#### TASK OBJECTIVE:
Search the records for the word "token" and report each line that has it.
---
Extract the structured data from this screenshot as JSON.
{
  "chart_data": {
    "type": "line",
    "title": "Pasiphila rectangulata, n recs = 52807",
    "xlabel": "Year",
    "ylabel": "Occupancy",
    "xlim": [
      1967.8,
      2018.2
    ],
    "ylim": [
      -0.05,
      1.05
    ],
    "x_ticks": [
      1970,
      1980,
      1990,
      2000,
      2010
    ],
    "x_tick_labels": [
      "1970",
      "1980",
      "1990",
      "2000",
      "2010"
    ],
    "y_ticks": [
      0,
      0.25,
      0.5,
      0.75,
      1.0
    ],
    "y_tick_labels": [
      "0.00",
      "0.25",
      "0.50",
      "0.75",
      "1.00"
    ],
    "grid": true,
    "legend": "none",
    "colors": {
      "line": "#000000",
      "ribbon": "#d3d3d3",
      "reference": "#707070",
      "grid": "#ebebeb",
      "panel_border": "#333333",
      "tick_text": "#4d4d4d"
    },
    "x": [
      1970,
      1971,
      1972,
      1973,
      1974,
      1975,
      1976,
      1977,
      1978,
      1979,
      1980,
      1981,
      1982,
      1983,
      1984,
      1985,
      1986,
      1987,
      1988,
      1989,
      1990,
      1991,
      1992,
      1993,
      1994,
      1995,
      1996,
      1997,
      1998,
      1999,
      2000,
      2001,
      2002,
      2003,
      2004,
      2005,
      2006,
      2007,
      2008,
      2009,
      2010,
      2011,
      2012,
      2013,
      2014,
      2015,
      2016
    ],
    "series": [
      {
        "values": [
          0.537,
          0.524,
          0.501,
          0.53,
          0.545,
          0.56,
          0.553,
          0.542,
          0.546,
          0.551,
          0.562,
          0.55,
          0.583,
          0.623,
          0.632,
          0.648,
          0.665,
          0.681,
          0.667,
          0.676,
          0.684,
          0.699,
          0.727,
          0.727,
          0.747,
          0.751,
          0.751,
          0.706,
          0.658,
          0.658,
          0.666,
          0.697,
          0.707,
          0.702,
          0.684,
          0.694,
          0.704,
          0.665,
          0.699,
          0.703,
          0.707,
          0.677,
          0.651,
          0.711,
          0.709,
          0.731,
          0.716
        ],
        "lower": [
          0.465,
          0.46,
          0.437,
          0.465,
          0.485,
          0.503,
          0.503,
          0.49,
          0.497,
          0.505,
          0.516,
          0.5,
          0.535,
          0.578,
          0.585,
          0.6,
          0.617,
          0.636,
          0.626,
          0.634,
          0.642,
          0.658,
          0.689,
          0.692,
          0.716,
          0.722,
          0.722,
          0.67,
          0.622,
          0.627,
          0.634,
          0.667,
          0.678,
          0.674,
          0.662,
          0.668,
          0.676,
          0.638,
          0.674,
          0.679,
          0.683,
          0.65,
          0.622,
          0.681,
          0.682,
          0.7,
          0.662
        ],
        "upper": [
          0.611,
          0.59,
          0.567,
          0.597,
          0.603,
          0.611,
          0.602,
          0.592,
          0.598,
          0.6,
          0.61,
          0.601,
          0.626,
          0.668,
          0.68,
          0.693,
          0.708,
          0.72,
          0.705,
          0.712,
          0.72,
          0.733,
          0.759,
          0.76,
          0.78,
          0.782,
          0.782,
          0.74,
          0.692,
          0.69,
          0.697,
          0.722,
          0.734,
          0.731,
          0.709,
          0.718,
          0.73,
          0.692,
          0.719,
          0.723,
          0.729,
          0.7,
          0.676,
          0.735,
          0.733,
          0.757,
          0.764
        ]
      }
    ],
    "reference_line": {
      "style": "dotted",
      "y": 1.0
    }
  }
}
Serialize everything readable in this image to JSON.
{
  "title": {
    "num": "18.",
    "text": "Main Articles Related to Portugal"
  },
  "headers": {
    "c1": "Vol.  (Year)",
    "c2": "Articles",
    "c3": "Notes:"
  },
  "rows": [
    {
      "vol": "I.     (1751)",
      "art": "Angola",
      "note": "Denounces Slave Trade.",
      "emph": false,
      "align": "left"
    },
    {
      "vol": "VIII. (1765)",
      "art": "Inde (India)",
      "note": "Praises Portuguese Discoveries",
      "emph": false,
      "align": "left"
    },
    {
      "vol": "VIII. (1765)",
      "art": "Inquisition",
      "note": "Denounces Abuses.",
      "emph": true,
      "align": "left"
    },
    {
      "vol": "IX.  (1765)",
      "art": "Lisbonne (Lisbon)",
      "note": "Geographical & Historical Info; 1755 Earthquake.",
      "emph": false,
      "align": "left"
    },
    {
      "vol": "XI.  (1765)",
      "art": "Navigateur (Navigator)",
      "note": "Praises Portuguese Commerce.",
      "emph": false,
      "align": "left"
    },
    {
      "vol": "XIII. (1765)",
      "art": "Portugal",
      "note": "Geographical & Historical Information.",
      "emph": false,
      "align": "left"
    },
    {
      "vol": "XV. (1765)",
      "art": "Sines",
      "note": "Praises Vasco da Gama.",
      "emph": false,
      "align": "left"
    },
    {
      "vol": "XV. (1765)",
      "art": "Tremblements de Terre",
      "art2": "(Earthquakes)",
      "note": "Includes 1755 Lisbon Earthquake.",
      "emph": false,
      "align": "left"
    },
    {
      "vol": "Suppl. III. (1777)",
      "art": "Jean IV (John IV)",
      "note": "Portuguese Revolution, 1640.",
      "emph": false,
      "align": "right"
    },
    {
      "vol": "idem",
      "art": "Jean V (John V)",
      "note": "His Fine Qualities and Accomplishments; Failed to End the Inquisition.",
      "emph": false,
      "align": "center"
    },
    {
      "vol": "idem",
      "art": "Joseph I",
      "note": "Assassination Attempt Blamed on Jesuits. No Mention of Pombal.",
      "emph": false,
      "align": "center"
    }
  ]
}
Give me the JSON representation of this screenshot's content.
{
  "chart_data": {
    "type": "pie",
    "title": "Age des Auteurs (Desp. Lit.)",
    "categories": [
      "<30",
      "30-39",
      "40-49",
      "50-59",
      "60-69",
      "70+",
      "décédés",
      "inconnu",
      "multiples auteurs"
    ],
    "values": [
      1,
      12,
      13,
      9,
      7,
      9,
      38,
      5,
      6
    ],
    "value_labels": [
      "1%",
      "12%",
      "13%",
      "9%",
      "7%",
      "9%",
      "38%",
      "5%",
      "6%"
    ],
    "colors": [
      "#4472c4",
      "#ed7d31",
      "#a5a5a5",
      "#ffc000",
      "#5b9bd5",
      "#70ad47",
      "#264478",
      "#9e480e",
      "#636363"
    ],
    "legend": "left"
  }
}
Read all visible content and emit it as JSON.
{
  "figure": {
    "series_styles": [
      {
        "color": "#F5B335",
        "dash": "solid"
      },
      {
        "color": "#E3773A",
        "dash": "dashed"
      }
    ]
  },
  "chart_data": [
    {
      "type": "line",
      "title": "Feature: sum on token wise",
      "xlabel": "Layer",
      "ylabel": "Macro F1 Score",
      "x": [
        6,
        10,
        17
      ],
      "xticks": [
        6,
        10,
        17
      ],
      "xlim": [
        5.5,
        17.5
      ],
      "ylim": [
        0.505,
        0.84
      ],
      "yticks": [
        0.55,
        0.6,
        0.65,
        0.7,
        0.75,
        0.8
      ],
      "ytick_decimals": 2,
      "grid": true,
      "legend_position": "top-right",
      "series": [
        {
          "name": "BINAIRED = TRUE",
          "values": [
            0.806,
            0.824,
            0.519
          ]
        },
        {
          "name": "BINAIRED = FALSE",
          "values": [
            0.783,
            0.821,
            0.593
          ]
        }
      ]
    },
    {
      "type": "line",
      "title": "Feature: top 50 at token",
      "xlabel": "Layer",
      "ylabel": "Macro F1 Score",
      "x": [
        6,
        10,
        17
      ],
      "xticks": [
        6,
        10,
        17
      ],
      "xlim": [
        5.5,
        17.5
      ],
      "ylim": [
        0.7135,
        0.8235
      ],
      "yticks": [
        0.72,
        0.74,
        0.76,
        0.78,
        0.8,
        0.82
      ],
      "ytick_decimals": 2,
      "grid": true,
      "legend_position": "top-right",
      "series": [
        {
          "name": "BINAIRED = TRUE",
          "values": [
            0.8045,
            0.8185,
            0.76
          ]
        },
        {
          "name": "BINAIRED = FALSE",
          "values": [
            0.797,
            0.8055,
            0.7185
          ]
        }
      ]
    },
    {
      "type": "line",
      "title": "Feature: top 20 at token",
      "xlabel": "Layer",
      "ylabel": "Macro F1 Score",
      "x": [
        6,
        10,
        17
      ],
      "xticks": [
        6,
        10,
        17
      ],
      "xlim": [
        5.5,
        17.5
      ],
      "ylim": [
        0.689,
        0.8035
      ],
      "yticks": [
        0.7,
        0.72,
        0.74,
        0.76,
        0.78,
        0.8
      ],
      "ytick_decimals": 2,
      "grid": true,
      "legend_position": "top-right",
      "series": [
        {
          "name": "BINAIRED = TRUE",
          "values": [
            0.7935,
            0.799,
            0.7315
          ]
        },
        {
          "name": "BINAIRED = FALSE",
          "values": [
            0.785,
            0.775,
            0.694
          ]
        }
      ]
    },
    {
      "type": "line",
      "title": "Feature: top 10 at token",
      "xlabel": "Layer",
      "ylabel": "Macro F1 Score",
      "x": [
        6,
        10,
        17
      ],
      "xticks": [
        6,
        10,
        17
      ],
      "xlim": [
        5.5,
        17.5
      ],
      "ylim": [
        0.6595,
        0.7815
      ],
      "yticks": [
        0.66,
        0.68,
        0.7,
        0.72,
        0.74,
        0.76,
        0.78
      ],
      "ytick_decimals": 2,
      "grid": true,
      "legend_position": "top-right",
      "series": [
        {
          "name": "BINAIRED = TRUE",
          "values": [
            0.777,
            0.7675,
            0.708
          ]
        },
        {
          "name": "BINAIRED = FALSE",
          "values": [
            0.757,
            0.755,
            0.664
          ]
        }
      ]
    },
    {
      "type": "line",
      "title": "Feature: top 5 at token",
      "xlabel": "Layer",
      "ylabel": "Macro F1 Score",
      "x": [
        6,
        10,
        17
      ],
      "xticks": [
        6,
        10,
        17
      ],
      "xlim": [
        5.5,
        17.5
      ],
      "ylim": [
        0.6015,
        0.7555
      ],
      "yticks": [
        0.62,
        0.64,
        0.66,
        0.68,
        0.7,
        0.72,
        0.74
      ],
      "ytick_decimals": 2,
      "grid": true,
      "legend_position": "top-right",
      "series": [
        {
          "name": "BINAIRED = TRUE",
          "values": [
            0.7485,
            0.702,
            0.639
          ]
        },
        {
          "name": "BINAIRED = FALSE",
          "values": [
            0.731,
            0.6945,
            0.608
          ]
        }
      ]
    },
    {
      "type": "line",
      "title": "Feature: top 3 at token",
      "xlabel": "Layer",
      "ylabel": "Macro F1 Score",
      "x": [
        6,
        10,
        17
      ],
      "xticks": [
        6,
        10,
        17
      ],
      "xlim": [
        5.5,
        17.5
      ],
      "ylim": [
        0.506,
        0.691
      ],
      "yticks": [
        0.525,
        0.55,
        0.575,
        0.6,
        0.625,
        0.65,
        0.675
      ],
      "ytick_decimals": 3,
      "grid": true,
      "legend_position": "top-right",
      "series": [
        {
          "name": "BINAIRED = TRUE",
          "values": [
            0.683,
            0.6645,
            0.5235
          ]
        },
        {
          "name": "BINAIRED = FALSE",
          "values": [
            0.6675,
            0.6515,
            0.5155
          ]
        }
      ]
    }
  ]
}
---
#### THE SOLUTION:
      "title": "Feature: sum on token wise",
      "title": "Feature: top 50 at token",
      "title": "Feature: top 20 at token",
      "title": "Feature: top 10 at token",
      "title": "Feature: top 5 at token",
      "title": "Feature: top 3 at token",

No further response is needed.